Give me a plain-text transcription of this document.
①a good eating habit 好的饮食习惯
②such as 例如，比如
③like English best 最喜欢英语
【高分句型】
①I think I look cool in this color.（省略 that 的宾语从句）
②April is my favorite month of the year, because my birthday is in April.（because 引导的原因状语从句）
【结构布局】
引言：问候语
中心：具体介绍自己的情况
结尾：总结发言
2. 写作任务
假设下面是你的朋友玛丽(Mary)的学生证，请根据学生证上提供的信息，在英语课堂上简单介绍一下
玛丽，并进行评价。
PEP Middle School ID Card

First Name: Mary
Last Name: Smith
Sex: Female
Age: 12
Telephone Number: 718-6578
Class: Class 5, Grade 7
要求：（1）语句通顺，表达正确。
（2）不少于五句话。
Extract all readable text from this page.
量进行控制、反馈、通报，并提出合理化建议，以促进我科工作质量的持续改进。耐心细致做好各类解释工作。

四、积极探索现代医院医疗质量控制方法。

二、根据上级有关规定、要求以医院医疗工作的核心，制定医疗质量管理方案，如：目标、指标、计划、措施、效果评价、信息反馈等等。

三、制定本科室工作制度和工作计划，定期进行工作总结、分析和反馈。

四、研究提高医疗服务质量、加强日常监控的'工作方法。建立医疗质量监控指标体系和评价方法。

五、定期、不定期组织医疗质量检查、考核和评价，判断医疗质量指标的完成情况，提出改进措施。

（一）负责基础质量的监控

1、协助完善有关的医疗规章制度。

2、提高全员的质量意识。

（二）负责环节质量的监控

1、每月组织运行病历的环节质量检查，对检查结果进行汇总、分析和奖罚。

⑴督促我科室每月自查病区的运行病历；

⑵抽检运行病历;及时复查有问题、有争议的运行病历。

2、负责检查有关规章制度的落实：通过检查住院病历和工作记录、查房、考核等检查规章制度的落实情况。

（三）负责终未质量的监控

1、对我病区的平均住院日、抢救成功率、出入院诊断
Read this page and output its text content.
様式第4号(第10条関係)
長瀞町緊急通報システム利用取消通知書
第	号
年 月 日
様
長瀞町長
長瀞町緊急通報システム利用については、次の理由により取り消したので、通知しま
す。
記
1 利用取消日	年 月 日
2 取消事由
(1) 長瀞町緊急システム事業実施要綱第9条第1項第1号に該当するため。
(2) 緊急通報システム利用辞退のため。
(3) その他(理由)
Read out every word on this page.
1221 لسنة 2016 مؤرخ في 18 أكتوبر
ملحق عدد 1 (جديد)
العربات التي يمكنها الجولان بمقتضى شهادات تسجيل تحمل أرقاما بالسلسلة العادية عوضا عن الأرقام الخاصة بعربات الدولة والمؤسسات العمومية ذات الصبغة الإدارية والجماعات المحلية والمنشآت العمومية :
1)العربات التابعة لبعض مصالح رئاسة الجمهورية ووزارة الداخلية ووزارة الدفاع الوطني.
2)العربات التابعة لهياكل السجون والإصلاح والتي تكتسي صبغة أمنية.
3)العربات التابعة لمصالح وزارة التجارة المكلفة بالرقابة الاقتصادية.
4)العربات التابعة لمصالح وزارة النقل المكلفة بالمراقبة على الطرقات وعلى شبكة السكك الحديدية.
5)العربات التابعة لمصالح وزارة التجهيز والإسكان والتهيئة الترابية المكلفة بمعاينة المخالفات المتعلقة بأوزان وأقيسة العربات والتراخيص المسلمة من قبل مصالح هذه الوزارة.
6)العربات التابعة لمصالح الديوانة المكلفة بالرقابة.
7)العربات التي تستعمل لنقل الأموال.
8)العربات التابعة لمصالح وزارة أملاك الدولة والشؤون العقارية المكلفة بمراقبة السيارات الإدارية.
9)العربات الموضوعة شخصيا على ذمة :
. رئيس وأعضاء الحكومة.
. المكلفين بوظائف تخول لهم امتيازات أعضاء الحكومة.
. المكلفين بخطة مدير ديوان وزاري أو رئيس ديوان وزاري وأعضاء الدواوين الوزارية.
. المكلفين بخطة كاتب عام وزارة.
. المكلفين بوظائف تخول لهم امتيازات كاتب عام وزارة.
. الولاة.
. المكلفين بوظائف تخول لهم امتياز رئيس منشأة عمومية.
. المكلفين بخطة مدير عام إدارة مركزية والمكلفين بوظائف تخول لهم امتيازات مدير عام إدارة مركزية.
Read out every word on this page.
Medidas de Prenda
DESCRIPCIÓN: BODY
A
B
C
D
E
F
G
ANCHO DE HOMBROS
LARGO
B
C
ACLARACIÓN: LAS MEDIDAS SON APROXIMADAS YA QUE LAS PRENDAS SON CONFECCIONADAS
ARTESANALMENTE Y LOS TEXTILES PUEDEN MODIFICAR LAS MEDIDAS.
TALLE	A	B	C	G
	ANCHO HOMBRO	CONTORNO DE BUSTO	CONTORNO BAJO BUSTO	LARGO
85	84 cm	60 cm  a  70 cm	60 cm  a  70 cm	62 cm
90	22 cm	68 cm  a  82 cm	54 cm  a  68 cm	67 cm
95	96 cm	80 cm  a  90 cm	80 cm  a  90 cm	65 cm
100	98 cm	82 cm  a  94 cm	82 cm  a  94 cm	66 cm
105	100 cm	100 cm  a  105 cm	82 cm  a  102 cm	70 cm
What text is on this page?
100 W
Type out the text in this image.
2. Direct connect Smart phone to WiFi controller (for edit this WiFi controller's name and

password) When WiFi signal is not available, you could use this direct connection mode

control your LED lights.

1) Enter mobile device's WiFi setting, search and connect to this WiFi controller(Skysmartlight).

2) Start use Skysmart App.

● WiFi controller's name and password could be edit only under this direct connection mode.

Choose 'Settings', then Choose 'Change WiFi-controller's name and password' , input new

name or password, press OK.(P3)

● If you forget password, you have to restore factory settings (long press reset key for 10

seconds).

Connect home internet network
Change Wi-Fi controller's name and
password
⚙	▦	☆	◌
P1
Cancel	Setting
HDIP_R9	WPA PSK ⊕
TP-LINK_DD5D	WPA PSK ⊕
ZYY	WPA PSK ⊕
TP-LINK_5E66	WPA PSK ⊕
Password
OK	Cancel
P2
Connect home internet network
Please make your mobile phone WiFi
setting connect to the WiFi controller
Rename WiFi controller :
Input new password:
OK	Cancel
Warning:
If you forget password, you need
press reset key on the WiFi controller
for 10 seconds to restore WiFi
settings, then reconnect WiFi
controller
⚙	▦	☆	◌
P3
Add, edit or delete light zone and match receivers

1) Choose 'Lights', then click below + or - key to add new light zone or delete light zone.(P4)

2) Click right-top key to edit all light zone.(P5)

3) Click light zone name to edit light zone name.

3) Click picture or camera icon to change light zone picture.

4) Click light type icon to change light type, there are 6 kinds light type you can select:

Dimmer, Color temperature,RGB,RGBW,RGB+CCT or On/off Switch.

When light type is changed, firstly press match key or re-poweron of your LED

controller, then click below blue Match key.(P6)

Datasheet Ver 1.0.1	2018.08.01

TASK DETAILS.
Reproduce all of the material above word for word.

FINAL RESULT.
Give me a plain-text transcription of this document.
①a good eating habit 好的饮食习惯
②such as 例如，比如
③like English best 最喜欢英语
【高分句型】
①I think I look cool in this color.（省略 that 的宾语从句）
②April is my favorite month of the year, because my birthday is in April.（because 引导的原因状语从句）
【结构布局】
引言：问候语
中心：具体介绍自己的情况
结尾：总结发言
2. 写作任务
假设下面是你的朋友玛丽(Mary)的学生证，请根据学生证上提供的信息，在英语课堂上简单介绍一下
玛丽，并进行评价。
PEP Middle School ID Card

First Name: Mary
Last Name: Smith
Sex: Female
Age: 12
Telephone Number: 718-6578
Class: Class 5, Grade 7
要求：（1）语句通顺，表达正确。
（2）不少于五句话。
Extract all readable text from this page.
量进行控制、反馈、通报，并提出合理化建议，以促进我科工作质量的持续改进。耐心细致做好各类解释工作。

四、积极探索现代医院医疗质量控制方法。

二、根据上级有关规定、要求以医院医疗工作的核心，制定医疗质量管理方案，如：目标、指标、计划、措施、效果评价、信息反馈等等。

三、制定本科室工作制度和工作计划，定期进行工作总结、分析和反馈。

四、研究提高医疗服务质量、加强日常监控的'工作方法。建立医疗质量监控指标体系和评价方法。

五、定期、不定期组织医疗质量检查、考核和评价，判断医疗质量指标的完成情况，提出改进措施。

（一）负责基础质量的监控

1、协助完善有关的医疗规章制度。

2、提高全员的质量意识。

（二）负责环节质量的监控

1、每月组织运行病历的环节质量检查，对检查结果进行汇总、分析和奖罚。

⑴督促我科室每月自查病区的运行病历；

⑵抽检运行病历;及时复查有问题、有争议的运行病历。

2、负责检查有关规章制度的落实：通过检查住院病历和工作记录、查房、考核等检查规章制度的落实情况。

（三）负责终未质量的监控

1、对我病区的平均住院日、抢救成功率、出入院诊断
Read this page and output its text content.
様式第4号(第10条関係)
長瀞町緊急通報システム利用取消通知書
第	号
年 月 日
様
長瀞町長
長瀞町緊急通報システム利用については、次の理由により取り消したので、通知しま
す。
記
1 利用取消日	年 月 日
2 取消事由
(1) 長瀞町緊急システム事業実施要綱第9条第1項第1号に該当するため。
(2) 緊急通報システム利用辞退のため。
(3) その他(理由)
Read out every word on this page.
1221 لسنة 2016 مؤرخ في 18 أكتوبر
ملحق عدد 1 (جديد)
العربات التي يمكنها الجولان بمقتضى شهادات تسجيل تحمل أرقاما بالسلسلة العادية عوضا عن الأرقام الخاصة بعربات الدولة والمؤسسات العمومية ذات الصبغة الإدارية والجماعات المحلية والمنشآت العمومية :
1)العربات التابعة لبعض مصالح رئاسة الجمهورية ووزارة الداخلية ووزارة الدفاع الوطني.
2)العربات التابعة لهياكل السجون والإصلاح والتي تكتسي صبغة أمنية.
3)العربات التابعة لمصالح وزارة التجارة المكلفة بالرقابة الاقتصادية.
4)العربات التابعة لمصالح وزارة النقل المكلفة بالمراقبة على الطرقات وعلى شبكة السكك الحديدية.
5)العربات التابعة لمصالح وزارة التجهيز والإسكان والتهيئة الترابية المكلفة بمعاينة المخالفات المتعلقة بأوزان وأقيسة العربات والتراخيص المسلمة من قبل مصالح هذه الوزارة.
6)العربات التابعة لمصالح الديوانة المكلفة بالرقابة.
7)العربات التي تستعمل لنقل الأموال.
8)العربات التابعة لمصالح وزارة أملاك الدولة والشؤون العقارية المكلفة بمراقبة السيارات الإدارية.
9)العربات الموضوعة شخصيا على ذمة :
. رئيس وأعضاء الحكومة.
. المكلفين بوظائف تخول لهم امتيازات أعضاء الحكومة.
. المكلفين بخطة مدير ديوان وزاري أو رئيس ديوان وزاري وأعضاء الدواوين الوزارية.
. المكلفين بخطة كاتب عام وزارة.
. المكلفين بوظائف تخول لهم امتيازات كاتب عام وزارة.
. الولاة.
. المكلفين بوظائف تخول لهم امتياز رئيس منشأة عمومية.
. المكلفين بخطة مدير عام إدارة مركزية والمكلفين بوظائف تخول لهم امتيازات مدير عام إدارة مركزية.
Read out every word on this page.
Medidas de Prenda
DESCRIPCIÓN: BODY
A
B
C
D
E
F
G
ANCHO DE HOMBROS
LARGO
B
C
ACLARACIÓN: LAS MEDIDAS SON APROXIMADAS YA QUE LAS PRENDAS SON CONFECCIONADAS
ARTESANALMENTE Y LOS TEXTILES PUEDEN MODIFICAR LAS MEDIDAS.
TALLE	A	B	C	G
	ANCHO HOMBRO	CONTORNO DE BUSTO	CONTORNO BAJO BUSTO	LARGO
85	84 cm	60 cm  a  70 cm	60 cm  a  70 cm	62 cm
90	22 cm	68 cm  a  82 cm	54 cm  a  68 cm	67 cm
95	96 cm	80 cm  a  90 cm	80 cm  a  90 cm	65 cm
100	98 cm	82 cm  a  94 cm	82 cm  a  94 cm	66 cm
105	100 cm	100 cm  a  105 cm	82 cm  a  102 cm	70 cm
What text is on this page?
100 W
Type out the text in this image.
2. Direct connect Smart phone to WiFi controller (for edit this WiFi controller's name and

password) When WiFi signal is not available, you could use this direct connection mode

control your LED lights.

1) Enter mobile device's WiFi setting, search and connect to this WiFi controller(Skysmartlight).

2) Start use Skysmart App.

● WiFi controller's name and password could be edit only under this direct connection mode.

Choose 'Settings', then Choose 'Change WiFi-controller's name and password' , input new

name or password, press OK.(P3)

● If you forget password, you have to restore factory settings (long press reset key for 10

seconds).

Connect home internet network
Change Wi-Fi controller's name and
password
⚙	▦	☆	◌
P1
Cancel	Setting
HDIP_R9	WPA PSK ⊕
TP-LINK_DD5D	WPA PSK ⊕
ZYY	WPA PSK ⊕
TP-LINK_5E66	WPA PSK ⊕
Password
OK	Cancel
P2
Connect home internet network
Please make your mobile phone WiFi
setting connect to the WiFi controller
Rename WiFi controller :
Input new password:
OK	Cancel
Warning:
If you forget password, you need
press reset key on the WiFi controller
for 10 seconds to restore WiFi
settings, then reconnect WiFi
controller
⚙	▦	☆	◌
P3
Add, edit or delete light zone and match receivers

1) Choose 'Lights', then click below + or - key to add new light zone or delete light zone.(P4)

2) Click right-top key to edit all light zone.(P5)

3) Click light zone name to edit light zone name.

3) Click picture or camera icon to change light zone picture.

4) Click light type icon to change light type, there are 6 kinds light type you can select:

Dimmer, Color temperature,RGB,RGBW,RGB+CCT or On/off Switch.

When light type is changed, firstly press match key or re-poweron of your LED

controller, then click below blue Match key.(P6)

Datasheet Ver 1.0.1	2018.08.01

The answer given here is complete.